### [DATA SUPPLIED]
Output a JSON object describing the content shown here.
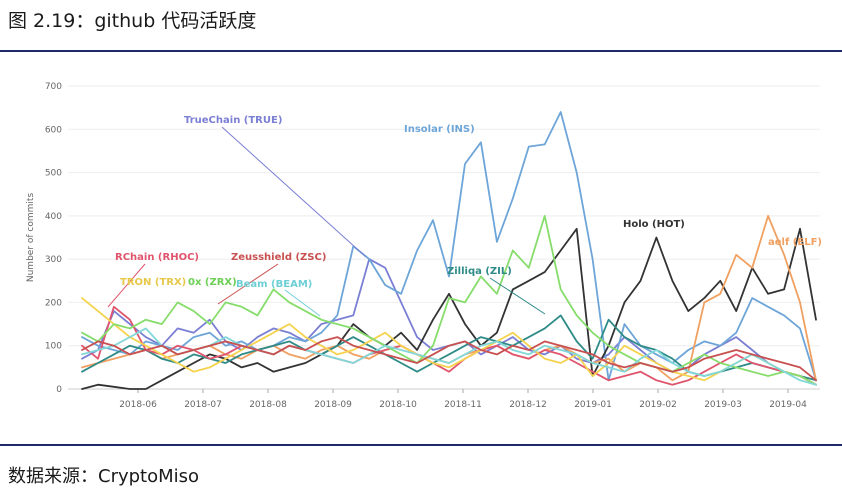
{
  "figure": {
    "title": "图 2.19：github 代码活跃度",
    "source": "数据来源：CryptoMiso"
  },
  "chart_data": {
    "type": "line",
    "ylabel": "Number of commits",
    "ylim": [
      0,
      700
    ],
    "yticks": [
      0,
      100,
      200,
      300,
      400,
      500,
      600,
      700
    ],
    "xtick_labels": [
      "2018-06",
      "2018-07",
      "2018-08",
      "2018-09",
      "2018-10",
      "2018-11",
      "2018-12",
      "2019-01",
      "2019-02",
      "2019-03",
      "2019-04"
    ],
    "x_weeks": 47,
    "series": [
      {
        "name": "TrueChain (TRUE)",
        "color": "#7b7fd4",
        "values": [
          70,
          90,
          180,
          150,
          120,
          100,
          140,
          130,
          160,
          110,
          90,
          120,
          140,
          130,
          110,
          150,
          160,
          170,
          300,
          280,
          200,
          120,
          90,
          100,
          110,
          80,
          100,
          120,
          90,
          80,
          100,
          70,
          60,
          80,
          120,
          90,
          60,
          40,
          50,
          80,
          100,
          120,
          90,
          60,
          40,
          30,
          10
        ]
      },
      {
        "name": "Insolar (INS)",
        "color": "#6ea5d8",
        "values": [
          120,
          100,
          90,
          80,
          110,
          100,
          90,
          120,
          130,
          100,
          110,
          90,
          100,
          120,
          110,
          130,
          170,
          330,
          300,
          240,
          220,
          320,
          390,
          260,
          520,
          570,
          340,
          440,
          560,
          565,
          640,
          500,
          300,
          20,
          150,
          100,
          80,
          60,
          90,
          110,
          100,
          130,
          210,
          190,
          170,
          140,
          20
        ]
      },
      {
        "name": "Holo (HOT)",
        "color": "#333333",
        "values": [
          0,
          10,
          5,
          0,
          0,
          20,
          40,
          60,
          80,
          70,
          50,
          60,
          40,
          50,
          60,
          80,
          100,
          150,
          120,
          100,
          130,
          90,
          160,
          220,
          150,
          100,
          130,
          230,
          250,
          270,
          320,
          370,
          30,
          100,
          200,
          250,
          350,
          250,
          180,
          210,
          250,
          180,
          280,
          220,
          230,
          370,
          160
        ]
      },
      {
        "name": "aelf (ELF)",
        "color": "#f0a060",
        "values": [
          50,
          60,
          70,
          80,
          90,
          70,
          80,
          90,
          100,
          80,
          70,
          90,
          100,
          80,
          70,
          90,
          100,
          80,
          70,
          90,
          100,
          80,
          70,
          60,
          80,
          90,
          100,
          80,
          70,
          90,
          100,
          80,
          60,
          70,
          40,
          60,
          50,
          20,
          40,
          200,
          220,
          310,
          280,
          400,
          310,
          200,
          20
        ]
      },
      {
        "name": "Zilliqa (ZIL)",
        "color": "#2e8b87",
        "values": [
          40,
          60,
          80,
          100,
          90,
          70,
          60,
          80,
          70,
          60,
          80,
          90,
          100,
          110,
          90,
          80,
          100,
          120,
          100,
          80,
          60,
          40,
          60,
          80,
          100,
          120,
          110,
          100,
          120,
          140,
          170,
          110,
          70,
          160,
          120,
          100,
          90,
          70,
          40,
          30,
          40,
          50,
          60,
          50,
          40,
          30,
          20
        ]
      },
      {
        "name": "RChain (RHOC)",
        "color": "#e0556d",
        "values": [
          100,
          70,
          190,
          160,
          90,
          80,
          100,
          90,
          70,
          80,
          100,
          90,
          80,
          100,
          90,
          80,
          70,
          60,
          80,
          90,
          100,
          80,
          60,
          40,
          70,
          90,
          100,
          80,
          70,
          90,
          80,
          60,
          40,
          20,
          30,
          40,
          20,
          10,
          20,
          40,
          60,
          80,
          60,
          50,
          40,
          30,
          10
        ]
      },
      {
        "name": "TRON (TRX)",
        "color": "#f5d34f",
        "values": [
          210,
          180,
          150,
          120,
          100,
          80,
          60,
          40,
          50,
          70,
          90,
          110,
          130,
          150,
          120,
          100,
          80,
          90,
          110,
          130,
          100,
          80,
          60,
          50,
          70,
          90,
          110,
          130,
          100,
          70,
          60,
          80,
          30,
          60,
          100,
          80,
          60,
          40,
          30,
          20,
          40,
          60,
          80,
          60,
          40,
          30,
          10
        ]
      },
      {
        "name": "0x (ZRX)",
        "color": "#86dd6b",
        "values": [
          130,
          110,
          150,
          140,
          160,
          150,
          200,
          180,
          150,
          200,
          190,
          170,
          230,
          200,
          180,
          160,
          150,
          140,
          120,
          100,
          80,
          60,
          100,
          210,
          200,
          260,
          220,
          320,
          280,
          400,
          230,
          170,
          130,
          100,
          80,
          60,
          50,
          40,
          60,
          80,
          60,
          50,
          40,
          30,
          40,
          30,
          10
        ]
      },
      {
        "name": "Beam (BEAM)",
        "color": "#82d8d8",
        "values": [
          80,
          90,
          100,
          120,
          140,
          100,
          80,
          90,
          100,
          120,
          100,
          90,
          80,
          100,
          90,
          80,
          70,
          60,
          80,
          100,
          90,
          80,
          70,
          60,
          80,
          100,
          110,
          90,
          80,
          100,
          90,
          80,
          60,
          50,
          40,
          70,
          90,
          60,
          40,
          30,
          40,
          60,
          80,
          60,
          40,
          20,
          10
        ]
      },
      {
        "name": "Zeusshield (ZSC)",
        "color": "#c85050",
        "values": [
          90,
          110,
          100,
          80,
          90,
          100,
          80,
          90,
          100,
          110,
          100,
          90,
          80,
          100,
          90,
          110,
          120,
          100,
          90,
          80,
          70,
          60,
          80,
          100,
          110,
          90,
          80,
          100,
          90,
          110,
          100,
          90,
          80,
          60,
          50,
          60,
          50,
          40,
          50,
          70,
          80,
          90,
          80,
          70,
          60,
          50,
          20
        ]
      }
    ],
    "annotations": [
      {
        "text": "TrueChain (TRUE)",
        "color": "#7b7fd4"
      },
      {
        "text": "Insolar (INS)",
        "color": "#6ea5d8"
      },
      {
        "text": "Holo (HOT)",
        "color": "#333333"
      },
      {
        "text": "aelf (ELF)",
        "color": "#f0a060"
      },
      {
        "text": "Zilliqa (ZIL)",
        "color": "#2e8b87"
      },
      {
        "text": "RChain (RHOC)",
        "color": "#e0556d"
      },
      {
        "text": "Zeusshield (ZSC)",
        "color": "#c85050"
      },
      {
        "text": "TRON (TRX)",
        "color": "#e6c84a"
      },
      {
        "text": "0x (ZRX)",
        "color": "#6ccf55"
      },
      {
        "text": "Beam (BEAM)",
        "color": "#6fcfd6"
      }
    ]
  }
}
...
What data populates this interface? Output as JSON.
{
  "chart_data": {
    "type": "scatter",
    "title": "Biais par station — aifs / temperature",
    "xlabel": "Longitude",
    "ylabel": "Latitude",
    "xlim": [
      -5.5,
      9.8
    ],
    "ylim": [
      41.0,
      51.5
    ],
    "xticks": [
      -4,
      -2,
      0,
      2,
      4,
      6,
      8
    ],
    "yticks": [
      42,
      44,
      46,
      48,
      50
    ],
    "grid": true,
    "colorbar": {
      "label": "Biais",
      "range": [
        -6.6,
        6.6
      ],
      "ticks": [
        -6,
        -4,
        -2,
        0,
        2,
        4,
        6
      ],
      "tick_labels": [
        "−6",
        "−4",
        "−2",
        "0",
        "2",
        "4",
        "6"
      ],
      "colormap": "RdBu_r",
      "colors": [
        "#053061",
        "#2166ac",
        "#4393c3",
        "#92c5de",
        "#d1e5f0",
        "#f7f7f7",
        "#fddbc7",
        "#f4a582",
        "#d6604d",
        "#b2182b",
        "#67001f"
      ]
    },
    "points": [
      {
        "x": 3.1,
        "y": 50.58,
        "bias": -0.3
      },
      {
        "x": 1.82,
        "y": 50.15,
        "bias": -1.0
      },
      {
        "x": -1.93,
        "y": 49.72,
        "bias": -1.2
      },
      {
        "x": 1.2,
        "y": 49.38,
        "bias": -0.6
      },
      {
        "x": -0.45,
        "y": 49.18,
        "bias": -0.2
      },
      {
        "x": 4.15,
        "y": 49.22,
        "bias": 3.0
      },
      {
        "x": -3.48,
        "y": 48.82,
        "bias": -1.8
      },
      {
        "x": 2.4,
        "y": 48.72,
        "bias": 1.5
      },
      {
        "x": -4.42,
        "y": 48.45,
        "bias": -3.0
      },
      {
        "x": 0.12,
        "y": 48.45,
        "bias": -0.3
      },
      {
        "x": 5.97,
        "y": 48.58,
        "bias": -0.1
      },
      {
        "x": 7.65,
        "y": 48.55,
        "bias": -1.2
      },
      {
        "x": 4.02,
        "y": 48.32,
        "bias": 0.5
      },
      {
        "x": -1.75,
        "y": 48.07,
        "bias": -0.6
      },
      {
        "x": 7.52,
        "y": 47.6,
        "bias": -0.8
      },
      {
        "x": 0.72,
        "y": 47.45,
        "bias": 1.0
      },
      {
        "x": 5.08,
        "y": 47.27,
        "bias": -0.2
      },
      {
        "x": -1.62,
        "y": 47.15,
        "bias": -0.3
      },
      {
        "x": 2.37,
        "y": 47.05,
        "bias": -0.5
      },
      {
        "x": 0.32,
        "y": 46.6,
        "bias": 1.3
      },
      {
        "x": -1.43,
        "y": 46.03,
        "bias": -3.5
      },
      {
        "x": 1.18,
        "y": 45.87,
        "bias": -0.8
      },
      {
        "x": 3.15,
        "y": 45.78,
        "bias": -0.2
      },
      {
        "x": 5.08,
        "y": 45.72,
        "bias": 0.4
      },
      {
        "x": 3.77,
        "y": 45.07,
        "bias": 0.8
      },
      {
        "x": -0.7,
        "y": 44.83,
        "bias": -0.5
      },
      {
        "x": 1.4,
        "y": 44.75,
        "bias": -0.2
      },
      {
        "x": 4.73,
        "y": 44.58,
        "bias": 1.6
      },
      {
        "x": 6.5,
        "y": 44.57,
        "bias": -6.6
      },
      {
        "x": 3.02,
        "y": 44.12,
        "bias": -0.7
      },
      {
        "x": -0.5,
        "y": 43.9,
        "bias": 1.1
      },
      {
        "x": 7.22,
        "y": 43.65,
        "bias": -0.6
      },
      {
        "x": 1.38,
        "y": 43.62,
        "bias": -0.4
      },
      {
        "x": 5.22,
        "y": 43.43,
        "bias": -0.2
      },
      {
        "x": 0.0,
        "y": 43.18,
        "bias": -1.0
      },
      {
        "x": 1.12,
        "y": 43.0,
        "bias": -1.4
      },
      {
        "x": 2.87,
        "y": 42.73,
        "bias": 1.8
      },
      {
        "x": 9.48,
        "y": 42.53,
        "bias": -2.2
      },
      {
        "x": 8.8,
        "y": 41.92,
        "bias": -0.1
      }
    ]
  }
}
* * *
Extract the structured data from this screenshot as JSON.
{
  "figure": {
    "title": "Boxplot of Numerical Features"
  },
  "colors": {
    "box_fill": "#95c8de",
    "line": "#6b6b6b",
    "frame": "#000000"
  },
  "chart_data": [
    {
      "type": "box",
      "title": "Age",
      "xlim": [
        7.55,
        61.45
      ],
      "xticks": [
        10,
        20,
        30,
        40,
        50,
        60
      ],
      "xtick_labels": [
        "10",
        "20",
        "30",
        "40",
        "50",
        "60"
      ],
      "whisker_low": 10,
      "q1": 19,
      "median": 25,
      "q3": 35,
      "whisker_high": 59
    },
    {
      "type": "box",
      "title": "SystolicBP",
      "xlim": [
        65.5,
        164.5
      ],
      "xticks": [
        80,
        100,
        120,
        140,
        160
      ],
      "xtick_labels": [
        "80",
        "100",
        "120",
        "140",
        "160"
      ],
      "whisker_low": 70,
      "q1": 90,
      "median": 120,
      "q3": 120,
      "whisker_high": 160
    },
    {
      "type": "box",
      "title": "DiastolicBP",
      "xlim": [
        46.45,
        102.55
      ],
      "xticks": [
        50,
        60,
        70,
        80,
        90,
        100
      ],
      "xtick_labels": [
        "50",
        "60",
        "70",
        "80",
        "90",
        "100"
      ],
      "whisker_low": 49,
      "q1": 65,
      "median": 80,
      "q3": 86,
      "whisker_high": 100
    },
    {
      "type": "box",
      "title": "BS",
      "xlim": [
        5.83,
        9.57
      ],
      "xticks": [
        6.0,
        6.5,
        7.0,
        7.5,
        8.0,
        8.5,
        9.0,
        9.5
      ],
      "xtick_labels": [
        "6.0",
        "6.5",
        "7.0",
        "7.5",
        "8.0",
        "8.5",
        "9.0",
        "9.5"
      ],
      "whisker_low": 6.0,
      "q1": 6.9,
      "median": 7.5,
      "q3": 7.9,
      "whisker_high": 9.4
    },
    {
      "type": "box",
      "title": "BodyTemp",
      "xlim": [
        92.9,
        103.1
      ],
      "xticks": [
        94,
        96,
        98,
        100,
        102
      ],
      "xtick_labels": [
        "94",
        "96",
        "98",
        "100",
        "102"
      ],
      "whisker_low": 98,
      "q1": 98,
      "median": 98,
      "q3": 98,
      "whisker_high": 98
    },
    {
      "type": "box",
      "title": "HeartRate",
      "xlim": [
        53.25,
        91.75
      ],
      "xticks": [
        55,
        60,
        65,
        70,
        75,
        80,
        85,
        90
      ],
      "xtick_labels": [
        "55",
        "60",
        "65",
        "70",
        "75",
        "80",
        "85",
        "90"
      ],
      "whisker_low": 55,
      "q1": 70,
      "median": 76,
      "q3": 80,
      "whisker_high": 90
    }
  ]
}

### [TASK DESCRIPTION]
Find every line that has "title" in it, then return those lines.

### [THE COMPLETED TASK]
    "title": "图 2.19：github 代码活跃度",
    "title": "Biais par station — aifs / temperature",
    "title": "Boxplot of Numerical Features"
      "title": "Age",
      "title": "SystolicBP",
      "title": "DiastolicBP",
      "title": "BS",
      "title": "BodyTemp",
      "title": "HeartRate",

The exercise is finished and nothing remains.